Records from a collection
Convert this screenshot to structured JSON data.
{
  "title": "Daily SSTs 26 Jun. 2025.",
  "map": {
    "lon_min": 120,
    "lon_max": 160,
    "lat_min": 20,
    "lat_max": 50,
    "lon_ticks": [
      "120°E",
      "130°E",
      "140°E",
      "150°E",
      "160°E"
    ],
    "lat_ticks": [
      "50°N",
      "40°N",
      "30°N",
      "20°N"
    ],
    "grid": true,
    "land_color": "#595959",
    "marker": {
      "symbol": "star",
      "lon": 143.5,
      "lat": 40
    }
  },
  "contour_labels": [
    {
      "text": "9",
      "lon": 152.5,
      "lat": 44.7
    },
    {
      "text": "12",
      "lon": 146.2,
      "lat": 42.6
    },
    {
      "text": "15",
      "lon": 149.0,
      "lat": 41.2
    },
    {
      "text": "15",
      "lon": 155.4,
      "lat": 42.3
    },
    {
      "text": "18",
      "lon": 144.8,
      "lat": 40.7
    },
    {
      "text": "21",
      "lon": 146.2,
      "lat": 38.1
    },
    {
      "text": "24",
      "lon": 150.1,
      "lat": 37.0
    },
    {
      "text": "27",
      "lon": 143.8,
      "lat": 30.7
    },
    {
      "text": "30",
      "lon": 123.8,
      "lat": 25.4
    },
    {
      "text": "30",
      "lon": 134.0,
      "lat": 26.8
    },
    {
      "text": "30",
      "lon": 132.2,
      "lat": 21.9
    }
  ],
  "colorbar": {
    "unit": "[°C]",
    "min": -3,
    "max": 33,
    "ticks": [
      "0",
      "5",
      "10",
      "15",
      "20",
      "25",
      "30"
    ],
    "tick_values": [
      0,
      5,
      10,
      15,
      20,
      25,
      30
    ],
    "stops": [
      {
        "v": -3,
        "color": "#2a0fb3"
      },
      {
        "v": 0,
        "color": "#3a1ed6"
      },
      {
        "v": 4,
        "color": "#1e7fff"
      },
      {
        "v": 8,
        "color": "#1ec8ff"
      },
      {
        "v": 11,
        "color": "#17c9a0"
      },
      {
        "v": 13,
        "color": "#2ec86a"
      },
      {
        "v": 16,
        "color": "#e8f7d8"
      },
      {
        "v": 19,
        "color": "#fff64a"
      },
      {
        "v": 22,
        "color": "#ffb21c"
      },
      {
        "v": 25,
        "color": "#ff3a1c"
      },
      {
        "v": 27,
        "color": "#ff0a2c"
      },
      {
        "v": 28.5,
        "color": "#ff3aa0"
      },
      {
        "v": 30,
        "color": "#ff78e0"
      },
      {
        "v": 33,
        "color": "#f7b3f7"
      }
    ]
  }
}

Aim of the task ▸ Isolate each line of the listing above that includes "text". Copy it.

The response ▸
      "text": "9",
      "text": "12",
      "text": "15",
      "text": "15",
      "text": "18",
      "text": "21",
      "text": "24",
      "text": "27",
      "text": "30",
      "text": "30",
      "text": "30",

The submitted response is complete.